# The task
Output every line of the listing below as a JSON list of strings, one string per line, leaving out blank lines and the pictures.

══════

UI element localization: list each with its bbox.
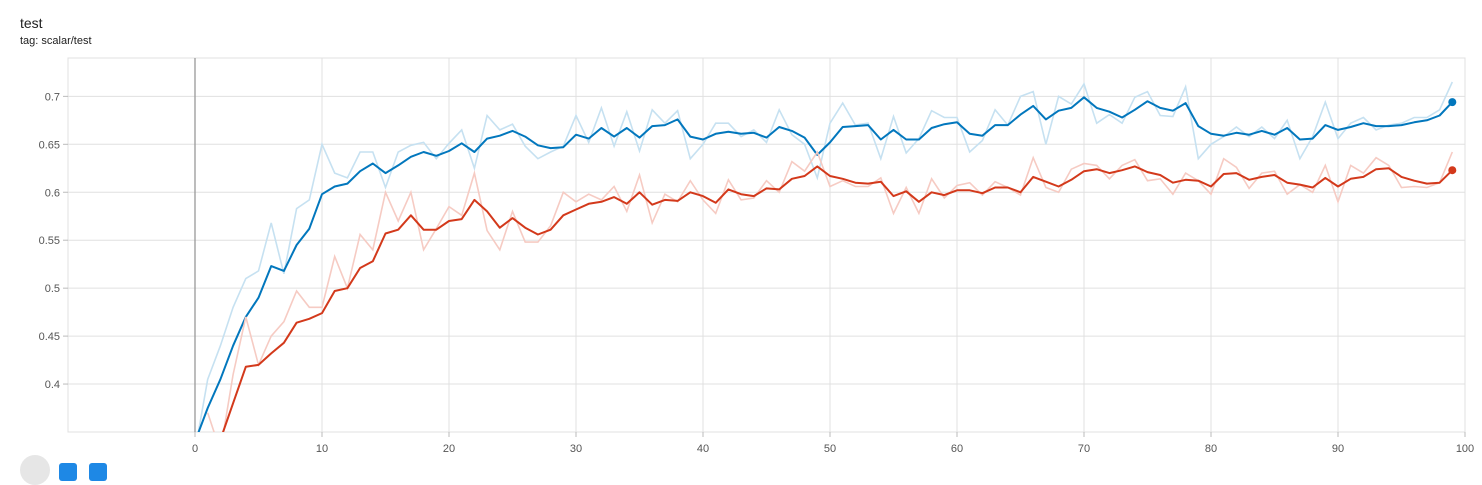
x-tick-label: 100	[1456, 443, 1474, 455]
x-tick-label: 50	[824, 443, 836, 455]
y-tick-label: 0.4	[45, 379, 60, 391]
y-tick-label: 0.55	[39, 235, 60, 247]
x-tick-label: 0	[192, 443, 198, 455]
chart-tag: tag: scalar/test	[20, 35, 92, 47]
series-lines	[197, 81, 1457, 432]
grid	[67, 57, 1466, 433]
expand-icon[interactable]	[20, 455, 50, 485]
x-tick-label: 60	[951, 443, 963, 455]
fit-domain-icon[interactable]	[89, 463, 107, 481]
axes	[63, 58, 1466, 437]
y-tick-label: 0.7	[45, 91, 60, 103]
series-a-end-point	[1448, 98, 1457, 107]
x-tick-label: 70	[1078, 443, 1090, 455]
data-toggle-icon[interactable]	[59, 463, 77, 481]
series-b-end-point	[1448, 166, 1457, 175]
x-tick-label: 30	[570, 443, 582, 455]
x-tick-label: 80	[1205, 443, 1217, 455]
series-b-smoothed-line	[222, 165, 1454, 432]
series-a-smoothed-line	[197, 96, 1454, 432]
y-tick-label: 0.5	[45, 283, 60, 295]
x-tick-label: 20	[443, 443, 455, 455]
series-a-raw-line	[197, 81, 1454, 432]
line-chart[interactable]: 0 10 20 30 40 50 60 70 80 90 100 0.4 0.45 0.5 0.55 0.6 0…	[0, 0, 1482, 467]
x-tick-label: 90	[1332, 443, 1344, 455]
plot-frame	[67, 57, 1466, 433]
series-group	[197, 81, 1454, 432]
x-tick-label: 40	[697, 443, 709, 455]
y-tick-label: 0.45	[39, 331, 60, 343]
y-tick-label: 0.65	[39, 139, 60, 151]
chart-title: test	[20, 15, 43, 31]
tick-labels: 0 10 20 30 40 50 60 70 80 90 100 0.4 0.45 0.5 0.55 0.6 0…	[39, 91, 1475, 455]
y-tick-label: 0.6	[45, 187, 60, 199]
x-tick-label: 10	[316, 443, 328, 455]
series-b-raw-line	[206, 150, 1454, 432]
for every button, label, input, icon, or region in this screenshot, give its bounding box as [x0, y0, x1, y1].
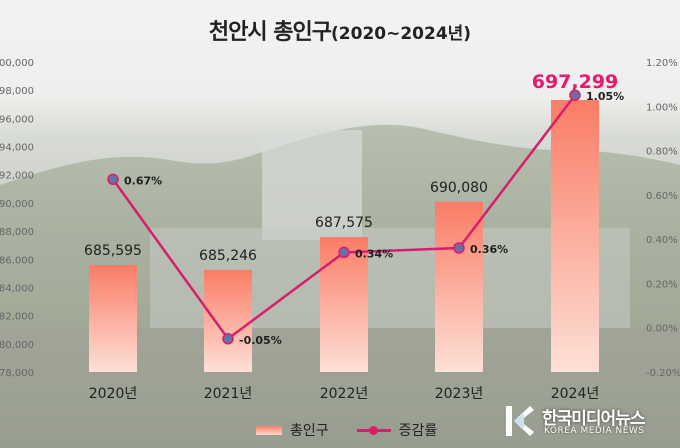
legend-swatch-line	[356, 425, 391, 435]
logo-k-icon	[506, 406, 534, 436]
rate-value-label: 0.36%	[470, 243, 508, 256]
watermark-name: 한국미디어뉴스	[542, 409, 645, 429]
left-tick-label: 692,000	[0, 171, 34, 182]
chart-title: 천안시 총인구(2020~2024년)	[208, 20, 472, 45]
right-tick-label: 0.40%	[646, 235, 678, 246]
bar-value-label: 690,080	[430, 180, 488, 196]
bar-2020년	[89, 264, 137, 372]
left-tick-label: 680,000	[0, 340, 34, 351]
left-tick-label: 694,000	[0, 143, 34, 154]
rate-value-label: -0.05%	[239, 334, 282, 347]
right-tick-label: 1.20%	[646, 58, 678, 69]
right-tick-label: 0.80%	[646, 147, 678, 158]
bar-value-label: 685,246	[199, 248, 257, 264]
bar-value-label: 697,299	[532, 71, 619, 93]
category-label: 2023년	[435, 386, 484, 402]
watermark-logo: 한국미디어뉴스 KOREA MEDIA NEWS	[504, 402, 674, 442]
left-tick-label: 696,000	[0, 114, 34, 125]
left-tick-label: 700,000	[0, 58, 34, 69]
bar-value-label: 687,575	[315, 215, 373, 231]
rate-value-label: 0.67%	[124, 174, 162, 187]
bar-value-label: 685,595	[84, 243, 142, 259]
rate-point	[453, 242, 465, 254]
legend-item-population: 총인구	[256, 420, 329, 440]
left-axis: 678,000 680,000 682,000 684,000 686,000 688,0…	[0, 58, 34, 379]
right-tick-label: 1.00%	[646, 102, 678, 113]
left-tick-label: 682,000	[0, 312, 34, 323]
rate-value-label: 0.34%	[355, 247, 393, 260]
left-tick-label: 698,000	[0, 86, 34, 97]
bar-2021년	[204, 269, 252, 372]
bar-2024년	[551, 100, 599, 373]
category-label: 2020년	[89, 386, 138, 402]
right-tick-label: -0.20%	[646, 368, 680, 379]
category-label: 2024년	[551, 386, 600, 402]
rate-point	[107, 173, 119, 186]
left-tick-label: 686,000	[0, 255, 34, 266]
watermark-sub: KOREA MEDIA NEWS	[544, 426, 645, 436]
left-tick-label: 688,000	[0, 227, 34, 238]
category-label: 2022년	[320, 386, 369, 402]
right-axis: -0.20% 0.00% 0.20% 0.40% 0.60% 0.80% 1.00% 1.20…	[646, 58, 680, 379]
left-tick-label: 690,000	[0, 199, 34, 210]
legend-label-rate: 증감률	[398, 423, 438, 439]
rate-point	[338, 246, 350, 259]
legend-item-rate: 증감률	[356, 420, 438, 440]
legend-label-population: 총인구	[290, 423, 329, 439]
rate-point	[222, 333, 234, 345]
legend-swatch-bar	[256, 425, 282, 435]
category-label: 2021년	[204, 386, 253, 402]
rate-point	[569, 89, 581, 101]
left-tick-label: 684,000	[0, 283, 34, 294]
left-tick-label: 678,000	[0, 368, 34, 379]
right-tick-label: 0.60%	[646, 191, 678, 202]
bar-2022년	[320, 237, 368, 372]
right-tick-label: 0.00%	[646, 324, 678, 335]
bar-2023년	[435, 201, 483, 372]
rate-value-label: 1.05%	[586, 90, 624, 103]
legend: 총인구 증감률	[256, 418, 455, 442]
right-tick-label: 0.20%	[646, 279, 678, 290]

══════

# Output of the exercise
[
  "UI element localization: list each with its bbox.",
  "x-tick-label: 100\t[1456, 443, 1474, 455]",
  "x-tick-label: 50\t[824, 443, 836, 455]",
  "y-tick-label: 0.4\t[45, 379, 60, 391]",
  "y-tick-label: 0.55\t[39, 235, 60, 247]",
  "x-tick-label: 0\t[192, 443, 198, 455]",
  "chart-tag: tag: scalar/test\t[20, 35, 92, 47]",
  "series-lines\t[197, 81, 1457, 432]",
  "grid\t[67, 57, 1466, 433]",
  "expand-icon[interactable]\t[20, 455, 50, 485]",
  "x-tick-label: 60\t[951, 443, 963, 455]",
  "fit-domain-icon[interactable]\t[89, 463, 107, 481]",
  "axes\t[63, 58, 1466, 437]",
  "y-tick-label: 0.7\t[45, 91, 60, 103]",
  "series-a-end-point\t[1448, 98, 1457, 107]",
  "x-tick-label: 70\t[1078, 443, 1090, 455]",
  "data-toggle-icon[interactable]\t[59, 463, 77, 481]",
  "series-b-end-point\t[1448, 166, 1457, 175]",
  "x-tick-label: 30\t[570, 443, 582, 455]",
  "x-tick-label: 80\t[1205, 443, 1217, 455]",
  "series-b-smoothed-line\t[222, 165, 1454, 432]",
  "series-a-smoothed-line\t[197, 96, 1454, 432]",
  "y-tick-label: 0.5\t[45, 283, 60, 295]",
  "x-tick-label: 20\t[443, 443, 455, 455]",
  "series-a-raw-line\t[197, 81, 1454, 432]",
  "line-chart[interactable]: 0 10 20 30 40 50 60 70 80 90 100 0.4 0.45 0.5 0.55 0.6 0…\t[0, 0, 1482, 467]",
  "x-tick-label: 90\t[1332, 443, 1344, 455]",
  "plot-frame\t[67, 57, 1466, 433]",
  "series-group\t[197, 81, 1454, 432]",
  "x-tick-label: 40\t[697, 443, 709, 455]",
  "y-tick-label: 0.45\t[39, 331, 60, 343]",
  "y-tick-label: 0.65\t[39, 139, 60, 151]",
  "chart-title: test\t[20, 15, 43, 31]",
  "tick-labels: 0 10 20 30 40 50 60 70 80 90 100 0.4 0.45 0.5 0.55 0.6 0…\t[39, 91, 1475, 455]",
  "y-tick-label: 0.6\t[45, 187, 60, 199]",
  "x-tick-label: 10\t[316, 443, 328, 455]",
  "series-b-raw-line\t[206, 150, 1454, 432]",
  "for every button, label, input, icon, or region in this screenshot, give its bounding box as [x0, y0, x1, y1].",
  "legend-swatch-line\t[356, 425, 391, 435]",
  "logo-k-icon\t[506, 406, 534, 436]",
  "rate-value-label: 0.36%\t[470, 243, 508, 256]",
  "watermark-name: 한국미디어뉴스\t[542, 409, 645, 429]",
  "left-tick-label: 692,000\t[0, 171, 34, 182]",
  "chart-title: 천안시 총인구(2020~2024년)\t[208, 20, 472, 45]",
  "right-tick-label: 0.40%\t[646, 235, 678, 246]",
  "bar-value-label: 690,080\t[430, 180, 488, 196]",
  "bar-2020년\t[89, 264, 137, 372]",
  "left-tick-label: 680,000\t[0, 340, 34, 351]",
  "left-tick-label: 694,000\t[0, 143, 34, 154]",
  "rate-value-label: -0.05%\t[239, 334, 282, 347]",
  "right-tick-label: 1.20%\t[646, 58, 678, 69]",
  "right-tick-label: 0.80%\t[646, 147, 678, 158]",
  "bar-value-label: 685,246\t[199, 248, 257, 264]",
  "bar-value-label: 697,299\t[532, 71, 619, 93]",
  "category-label: 2023년\t[435, 386, 484, 402]",
  "watermark-logo: 한국미디어뉴스 KOREA MEDIA NEWS\t[504, 402, 674, 442]",
  "left-tick-label: 696,000\t[0, 114, 34, 125]",
  "left-tick-label: 700,000\t[0, 58, 34, 69]",
  "bar-value-label: 687,575\t[315, 215, 373, 231]",
  "rate-value-label: 0.67%\t[124, 174, 162, 187]",
  "bar-value-label: 685,595\t[84, 243, 142, 259]",
  "rate-point\t[453, 242, 465, 254]",
  "legend-item-population: 총인구\t[256, 420, 329, 440]",
  "left-axis: 678,000 680,000 682,000 684,000 686,000 688,0…\t[0, 58, 34, 379]",
  "right-tick-label: 1.00%\t[646, 102, 678, 113]",
  "left-tick-label: 682,000\t[0, 312, 34, 323]",
  "rate-value-label: 0.34%\t[355, 247, 393, 260]",
  "left-tick-label: 698,000\t[0, 86, 34, 97]",
  "bar-2021년\t[204, 269, 252, 372]",
  "bar-2024년\t[551, 100, 599, 373]",
  "category-label: 2020년\t[89, 386, 138, 402]",
  "right-tick-label: -0.20%\t[646, 368, 680, 379]",
  "category-label: 2024년\t[551, 386, 600, 402]",
  "rate-point\t[107, 173, 119, 186]",
  "left-tick-label: 686,000\t[0, 255, 34, 266]",
  "watermark-sub: KOREA MEDIA NEWS\t[544, 426, 645, 436]",
  "left-tick-label: 688,000\t[0, 227, 34, 238]",
  "category-label: 2022년\t[320, 386, 369, 402]",
  "right-axis: -0.20% 0.00% 0.20% 0.40% 0.60% 0.80% 1.00% 1.20…\t[646, 58, 680, 379]",
  "left-tick-label: 690,000\t[0, 199, 34, 210]",
  "legend-label-rate: 증감률\t[398, 423, 438, 439]",
  "rate-point\t[338, 246, 350, 259]",
  "legend-item-rate: 증감률\t[356, 420, 438, 440]",
  "legend-label-population: 총인구\t[290, 423, 329, 439]",
  "rate-point\t[222, 333, 234, 345]",
  "legend-swatch-bar\t[256, 425, 282, 435]",
  "category-label: 2021년\t[204, 386, 253, 402]",
  "rate-point\t[569, 89, 581, 101]",
  "left-tick-label: 684,000\t[0, 283, 34, 294]",
  "left-tick-label: 678,000\t[0, 368, 34, 379]",
  "right-tick-label: 0.60%\t[646, 191, 678, 202]",
  "bar-2022년\t[320, 237, 368, 372]",
  "right-tick-label: 0.00%\t[646, 324, 678, 335]",
  "bar-2023년\t[435, 201, 483, 372]",
  "rate-value-label: 1.05%\t[586, 90, 624, 103]",
  "legend: 총인구 증감률\t[256, 418, 455, 442]",
  "right-tick-label: 0.20%\t[646, 279, 678, 290]"
]